Data listing:
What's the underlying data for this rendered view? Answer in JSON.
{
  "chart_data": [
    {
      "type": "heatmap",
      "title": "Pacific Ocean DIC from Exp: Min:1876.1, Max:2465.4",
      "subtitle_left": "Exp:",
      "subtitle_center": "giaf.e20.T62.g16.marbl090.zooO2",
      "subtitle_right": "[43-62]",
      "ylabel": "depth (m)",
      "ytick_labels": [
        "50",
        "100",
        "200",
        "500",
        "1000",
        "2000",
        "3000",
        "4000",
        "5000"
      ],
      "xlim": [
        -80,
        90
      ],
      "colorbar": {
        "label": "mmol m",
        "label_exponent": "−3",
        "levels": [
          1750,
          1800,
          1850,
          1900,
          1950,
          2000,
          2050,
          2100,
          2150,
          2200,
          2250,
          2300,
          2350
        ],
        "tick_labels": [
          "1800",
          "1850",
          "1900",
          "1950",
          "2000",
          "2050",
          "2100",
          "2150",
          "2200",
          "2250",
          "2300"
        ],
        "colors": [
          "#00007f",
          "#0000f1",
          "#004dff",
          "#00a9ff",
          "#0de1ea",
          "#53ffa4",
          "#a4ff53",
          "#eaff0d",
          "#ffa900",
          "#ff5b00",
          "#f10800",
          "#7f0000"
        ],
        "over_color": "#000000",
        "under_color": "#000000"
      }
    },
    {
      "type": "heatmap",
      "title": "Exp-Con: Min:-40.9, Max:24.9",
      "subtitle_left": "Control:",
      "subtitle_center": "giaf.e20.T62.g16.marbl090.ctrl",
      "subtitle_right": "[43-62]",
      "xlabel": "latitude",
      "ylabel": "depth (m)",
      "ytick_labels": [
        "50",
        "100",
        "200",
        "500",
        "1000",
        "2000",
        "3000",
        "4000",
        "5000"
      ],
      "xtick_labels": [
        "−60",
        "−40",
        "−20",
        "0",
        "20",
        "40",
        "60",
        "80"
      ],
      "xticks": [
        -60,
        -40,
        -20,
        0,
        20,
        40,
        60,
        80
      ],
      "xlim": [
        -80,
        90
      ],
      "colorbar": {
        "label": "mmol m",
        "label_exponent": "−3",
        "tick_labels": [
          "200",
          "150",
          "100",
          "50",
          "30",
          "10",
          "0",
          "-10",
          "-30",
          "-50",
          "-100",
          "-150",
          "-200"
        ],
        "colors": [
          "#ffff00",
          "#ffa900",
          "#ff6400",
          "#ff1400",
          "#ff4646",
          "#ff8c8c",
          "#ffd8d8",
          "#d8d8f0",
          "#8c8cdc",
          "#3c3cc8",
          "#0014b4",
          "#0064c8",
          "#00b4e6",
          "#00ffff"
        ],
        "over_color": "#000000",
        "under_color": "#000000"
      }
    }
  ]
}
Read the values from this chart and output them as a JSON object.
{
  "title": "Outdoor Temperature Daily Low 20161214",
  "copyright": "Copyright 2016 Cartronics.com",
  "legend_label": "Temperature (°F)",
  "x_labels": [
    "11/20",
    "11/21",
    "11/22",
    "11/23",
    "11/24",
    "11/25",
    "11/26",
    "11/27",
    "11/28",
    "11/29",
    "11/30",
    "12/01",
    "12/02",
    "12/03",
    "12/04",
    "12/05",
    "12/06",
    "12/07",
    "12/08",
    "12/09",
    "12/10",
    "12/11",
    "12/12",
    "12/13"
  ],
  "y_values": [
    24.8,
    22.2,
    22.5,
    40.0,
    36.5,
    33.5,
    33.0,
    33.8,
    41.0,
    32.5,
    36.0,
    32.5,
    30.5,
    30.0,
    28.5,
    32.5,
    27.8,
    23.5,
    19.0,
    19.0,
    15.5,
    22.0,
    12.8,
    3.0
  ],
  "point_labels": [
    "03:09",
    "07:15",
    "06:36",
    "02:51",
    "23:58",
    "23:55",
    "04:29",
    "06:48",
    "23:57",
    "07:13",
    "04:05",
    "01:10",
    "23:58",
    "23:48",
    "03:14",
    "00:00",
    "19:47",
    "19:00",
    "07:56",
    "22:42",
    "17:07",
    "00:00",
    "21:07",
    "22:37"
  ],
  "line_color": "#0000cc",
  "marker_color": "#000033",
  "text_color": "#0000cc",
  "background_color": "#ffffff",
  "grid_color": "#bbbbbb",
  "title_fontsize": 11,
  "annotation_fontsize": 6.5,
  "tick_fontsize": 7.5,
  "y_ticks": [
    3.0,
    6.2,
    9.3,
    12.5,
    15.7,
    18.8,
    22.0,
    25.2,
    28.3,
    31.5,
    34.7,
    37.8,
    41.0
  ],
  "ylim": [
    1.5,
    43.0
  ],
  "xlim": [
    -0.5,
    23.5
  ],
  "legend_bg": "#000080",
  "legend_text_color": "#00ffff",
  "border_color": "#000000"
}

GIVEN EXERCISE:
Set down the listing in full, keeping every word exactly as it is.

ANSWER TO THIS EXERCISE:
What's the underlying data for this rendered view? Answer in JSON.
{
  "chart_data": [
    {
      "type": "heatmap",
      "title": "Pacific Ocean DIC from Exp: Min:1876.1, Max:2465.4",
      "subtitle_left": "Exp:",
      "subtitle_center": "giaf.e20.T62.g16.marbl090.zooO2",
      "subtitle_right": "[43-62]",
      "ylabel": "depth (m)",
      "ytick_labels": [
        "50",
        "100",
        "200",
        "500",
        "1000",
        "2000",
        "3000",
        "4000",
        "5000"
      ],
      "xlim": [
        -80,
        90
      ],
      "colorbar": {
        "label": "mmol m",
        "label_exponent": "−3",
        "levels": [
          1750,
          1800,
          1850,
          1900,
          1950,
          2000,
          2050,
          2100,
          2150,
          2200,
          2250,
          2300,
          2350
        ],
        "tick_labels": [
          "1800",
          "1850",
          "1900",
          "1950",
          "2000",
          "2050",
          "2100",
          "2150",
          "2200",
          "2250",
          "2300"
        ],
        "colors": [
          "#00007f",
          "#0000f1",
          "#004dff",
          "#00a9ff",
          "#0de1ea",
          "#53ffa4",
          "#a4ff53",
          "#eaff0d",
          "#ffa900",
          "#ff5b00",
          "#f10800",
          "#7f0000"
        ],
        "over_color": "#000000",
        "under_color": "#000000"
      }
    },
    {
      "type": "heatmap",
      "title": "Exp-Con: Min:-40.9, Max:24.9",
      "subtitle_left": "Control:",
      "subtitle_center": "giaf.e20.T62.g16.marbl090.ctrl",
      "subtitle_right": "[43-62]",
      "xlabel": "latitude",
      "ylabel": "depth (m)",
      "ytick_labels": [
        "50",
        "100",
        "200",
        "500",
        "1000",
        "2000",
        "3000",
        "4000",
        "5000"
      ],
      "xtick_labels": [
        "−60",
        "−40",
        "−20",
        "0",
        "20",
        "40",
        "60",
        "80"
      ],
      "xticks": [
        -60,
        -40,
        -20,
        0,
        20,
        40,
        60,
        80
      ],
      "xlim": [
        -80,
        90
      ],
      "colorbar": {
        "label": "mmol m",
        "label_exponent": "−3",
        "tick_labels": [
          "200",
          "150",
          "100",
          "50",
          "30",
          "10",
          "0",
          "-10",
          "-30",
          "-50",
          "-100",
          "-150",
          "-200"
        ],
        "colors": [
          "#ffff00",
          "#ffa900",
          "#ff6400",
          "#ff1400",
          "#ff4646",
          "#ff8c8c",
          "#ffd8d8",
          "#d8d8f0",
          "#8c8cdc",
          "#3c3cc8",
          "#0014b4",
          "#0064c8",
          "#00b4e6",
          "#00ffff"
        ],
        "over_color": "#000000",
        "under_color": "#000000"
      }
    }
  ]
}
Read the values from this chart and output them as a JSON object.
{
  "title": "Outdoor Temperature Daily Low 20161214",
  "copyright": "Copyright 2016 Cartronics.com",
  "legend_label": "Temperature (°F)",
  "x_labels": [
    "11/20",
    "11/21",
    "11/22",
    "11/23",
    "11/24",
    "11/25",
    "11/26",
    "11/27",
    "11/28",
    "11/29",
    "11/30",
    "12/01",
    "12/02",
    "12/03",
    "12/04",
    "12/05",
    "12/06",
    "12/07",
    "12/08",
    "12/09",
    "12/10",
    "12/11",
    "12/12",
    "12/13"
  ],
  "y_values": [
    24.8,
    22.2,
    22.5,
    40.0,
    36.5,
    33.5,
    33.0,
    33.8,
    41.0,
    32.5,
    36.0,
    32.5,
    30.5,
    30.0,
    28.5,
    32.5,
    27.8,
    23.5,
    19.0,
    19.0,
    15.5,
    22.0,
    12.8,
    3.0
  ],
  "point_labels": [
    "03:09",
    "07:15",
    "06:36",
    "02:51",
    "23:58",
    "23:55",
    "04:29",
    "06:48",
    "23:57",
    "07:13",
    "04:05",
    "01:10",
    "23:58",
    "23:48",
    "03:14",
    "00:00",
    "19:47",
    "19:00",
    "07:56",
    "22:42",
    "17:07",
    "00:00",
    "21:07",
    "22:37"
  ],
  "line_color": "#0000cc",
  "marker_color": "#000033",
  "text_color": "#0000cc",
  "background_color": "#ffffff",
  "grid_color": "#bbbbbb",
  "title_fontsize": 11,
  "annotation_fontsize": 6.5,
  "tick_fontsize": 7.5,
  "y_ticks": [
    3.0,
    6.2,
    9.3,
    12.5,
    15.7,
    18.8,
    22.0,
    25.2,
    28.3,
    31.5,
    34.7,
    37.8,
    41.0
  ],
  "ylim": [
    1.5,
    43.0
  ],
  "xlim": [
    -0.5,
    23.5
  ],
  "legend_bg": "#000080",
  "legend_text_color": "#00ffff",
  "border_color": "#000000"
}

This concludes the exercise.